→ WRITTEN REQUEST: All records are to be retyped faithfully and completely.

→ PROVIDED MATERIAL:
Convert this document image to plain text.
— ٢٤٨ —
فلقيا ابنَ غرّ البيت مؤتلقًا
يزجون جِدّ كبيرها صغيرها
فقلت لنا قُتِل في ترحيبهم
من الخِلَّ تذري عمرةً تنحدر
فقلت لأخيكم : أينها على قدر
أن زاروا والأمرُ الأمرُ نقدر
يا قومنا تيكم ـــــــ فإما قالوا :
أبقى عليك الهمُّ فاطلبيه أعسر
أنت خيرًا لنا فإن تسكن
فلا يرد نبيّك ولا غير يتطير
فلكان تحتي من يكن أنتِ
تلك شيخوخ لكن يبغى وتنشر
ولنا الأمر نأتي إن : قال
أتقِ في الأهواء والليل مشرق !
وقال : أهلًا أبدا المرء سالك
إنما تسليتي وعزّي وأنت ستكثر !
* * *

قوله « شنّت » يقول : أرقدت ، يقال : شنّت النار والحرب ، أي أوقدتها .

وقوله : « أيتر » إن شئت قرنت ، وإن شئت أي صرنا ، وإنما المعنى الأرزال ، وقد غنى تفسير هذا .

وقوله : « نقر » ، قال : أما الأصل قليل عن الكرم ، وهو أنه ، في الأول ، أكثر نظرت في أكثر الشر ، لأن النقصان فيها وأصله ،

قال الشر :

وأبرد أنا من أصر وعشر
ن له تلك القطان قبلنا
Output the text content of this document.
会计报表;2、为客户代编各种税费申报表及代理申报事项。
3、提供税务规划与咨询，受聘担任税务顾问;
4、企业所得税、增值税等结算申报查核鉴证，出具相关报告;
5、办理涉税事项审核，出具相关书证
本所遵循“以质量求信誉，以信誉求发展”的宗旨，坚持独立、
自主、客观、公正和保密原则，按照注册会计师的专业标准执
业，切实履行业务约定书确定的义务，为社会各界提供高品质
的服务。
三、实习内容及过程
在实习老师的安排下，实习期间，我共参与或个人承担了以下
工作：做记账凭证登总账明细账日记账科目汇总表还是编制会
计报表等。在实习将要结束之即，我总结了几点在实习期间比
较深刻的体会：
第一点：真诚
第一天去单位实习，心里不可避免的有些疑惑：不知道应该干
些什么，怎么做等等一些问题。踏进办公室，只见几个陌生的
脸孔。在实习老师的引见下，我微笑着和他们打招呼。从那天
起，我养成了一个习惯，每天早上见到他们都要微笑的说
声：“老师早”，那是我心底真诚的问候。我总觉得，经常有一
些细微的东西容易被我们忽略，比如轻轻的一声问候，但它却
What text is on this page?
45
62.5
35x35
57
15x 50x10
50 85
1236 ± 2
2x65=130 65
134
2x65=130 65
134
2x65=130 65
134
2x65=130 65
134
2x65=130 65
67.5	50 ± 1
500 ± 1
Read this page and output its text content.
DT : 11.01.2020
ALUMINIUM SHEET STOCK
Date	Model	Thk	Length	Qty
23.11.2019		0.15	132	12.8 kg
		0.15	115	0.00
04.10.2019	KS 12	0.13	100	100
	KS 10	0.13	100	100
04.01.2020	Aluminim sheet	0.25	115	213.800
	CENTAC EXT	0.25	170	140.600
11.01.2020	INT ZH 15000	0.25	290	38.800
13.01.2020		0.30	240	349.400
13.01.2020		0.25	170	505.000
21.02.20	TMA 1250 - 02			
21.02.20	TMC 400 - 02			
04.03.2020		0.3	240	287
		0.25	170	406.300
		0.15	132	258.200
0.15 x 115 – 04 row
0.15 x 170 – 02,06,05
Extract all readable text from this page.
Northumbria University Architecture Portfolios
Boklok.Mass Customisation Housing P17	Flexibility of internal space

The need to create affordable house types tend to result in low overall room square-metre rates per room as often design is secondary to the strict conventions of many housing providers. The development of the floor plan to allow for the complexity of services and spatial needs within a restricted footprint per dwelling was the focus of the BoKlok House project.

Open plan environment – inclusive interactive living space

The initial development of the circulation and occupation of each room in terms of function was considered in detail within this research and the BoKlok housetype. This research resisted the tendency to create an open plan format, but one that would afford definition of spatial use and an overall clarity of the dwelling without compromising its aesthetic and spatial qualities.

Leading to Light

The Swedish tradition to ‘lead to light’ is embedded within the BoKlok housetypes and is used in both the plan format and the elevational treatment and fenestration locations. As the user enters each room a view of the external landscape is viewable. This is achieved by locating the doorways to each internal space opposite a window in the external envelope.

→ OUTPUT OF THE TASK:
Convert this document image to plain text.
— ٢٤٨ —
فلقيا ابنَ غرّ البيت مؤتلقًا
يزجون جِدّ كبيرها صغيرها
فقلت لنا قُتِل في ترحيبهم
من الخِلَّ تذري عمرةً تنحدر
فقلت لأخيكم : أينها على قدر
أن زاروا والأمرُ الأمرُ نقدر
يا قومنا تيكم ـــــــ فإما قالوا :
أبقى عليك الهمُّ فاطلبيه أعسر
أنت خيرًا لنا فإن تسكن
فلا يرد نبيّك ولا غير يتطير
فلكان تحتي من يكن أنتِ
تلك شيخوخ لكن يبغى وتنشر
ولنا الأمر نأتي إن : قال
أتقِ في الأهواء والليل مشرق !
وقال : أهلًا أبدا المرء سالك
إنما تسليتي وعزّي وأنت ستكثر !
* * *

قوله « شنّت » يقول : أرقدت ، يقال : شنّت النار والحرب ، أي أوقدتها .

وقوله : « أيتر » إن شئت قرنت ، وإن شئت أي صرنا ، وإنما المعنى الأرزال ، وقد غنى تفسير هذا .

وقوله : « نقر » ، قال : أما الأصل قليل عن الكرم ، وهو أنه ، في الأول ، أكثر نظرت في أكثر الشر ، لأن النقصان فيها وأصله ،

قال الشر :

وأبرد أنا من أصر وعشر
ن له تلك القطان قبلنا
Output the text content of this document.
会计报表;2、为客户代编各种税费申报表及代理申报事项。
3、提供税务规划与咨询，受聘担任税务顾问;
4、企业所得税、增值税等结算申报查核鉴证，出具相关报告;
5、办理涉税事项审核，出具相关书证
本所遵循“以质量求信誉，以信誉求发展”的宗旨，坚持独立、
自主、客观、公正和保密原则，按照注册会计师的专业标准执
业，切实履行业务约定书确定的义务，为社会各界提供高品质
的服务。
三、实习内容及过程
在实习老师的安排下，实习期间，我共参与或个人承担了以下
工作：做记账凭证登总账明细账日记账科目汇总表还是编制会
计报表等。在实习将要结束之即，我总结了几点在实习期间比
较深刻的体会：
第一点：真诚
第一天去单位实习，心里不可避免的有些疑惑：不知道应该干
些什么，怎么做等等一些问题。踏进办公室，只见几个陌生的
脸孔。在实习老师的引见下，我微笑着和他们打招呼。从那天
起，我养成了一个习惯，每天早上见到他们都要微笑的说
声：“老师早”，那是我心底真诚的问候。我总觉得，经常有一
些细微的东西容易被我们忽略，比如轻轻的一声问候，但它却
What text is on this page?
45
62.5
35x35
57
15x 50x10
50 85
1236 ± 2
2x65=130 65
134
2x65=130 65
134
2x65=130 65
134
2x65=130 65
134
2x65=130 65
67.5	50 ± 1
500 ± 1
Read this page and output its text content.
DT : 11.01.2020
ALUMINIUM SHEET STOCK
Date	Model	Thk	Length	Qty
23.11.2019		0.15	132	12.8 kg
		0.15	115	0.00
04.10.2019	KS 12	0.13	100	100
	KS 10	0.13	100	100
04.01.2020	Aluminim sheet	0.25	115	213.800
	CENTAC EXT	0.25	170	140.600
11.01.2020	INT ZH 15000	0.25	290	38.800
13.01.2020		0.30	240	349.400
13.01.2020		0.25	170	505.000
21.02.20	TMA 1250 - 02			
21.02.20	TMC 400 - 02			
04.03.2020		0.3	240	287
		0.25	170	406.300
		0.15	132	258.200
0.15 x 115 – 04 row
0.15 x 170 – 02,06,05
Extract all readable text from this page.
Northumbria University Architecture Portfolios
Boklok.Mass Customisation Housing P17	Flexibility of internal space

The need to create affordable house types tend to result in low overall room square-metre rates per room as often design is secondary to the strict conventions of many housing providers. The development of the floor plan to allow for the complexity of services and spatial needs within a restricted footprint per dwelling was the focus of the BoKlok House project.

Open plan environment – inclusive interactive living space

The initial development of the circulation and occupation of each room in terms of function was considered in detail within this research and the BoKlok housetype. This research resisted the tendency to create an open plan format, but one that would afford definition of spatial use and an overall clarity of the dwelling without compromising its aesthetic and spatial qualities.

Leading to Light

The Swedish tradition to ‘lead to light’ is embedded within the BoKlok housetypes and is used in both the plan format and the elevational treatment and fenestration locations. As the user enters each room a view of the external landscape is viewable. This is achieved by locating the doorways to each internal space opposite a window in the external envelope.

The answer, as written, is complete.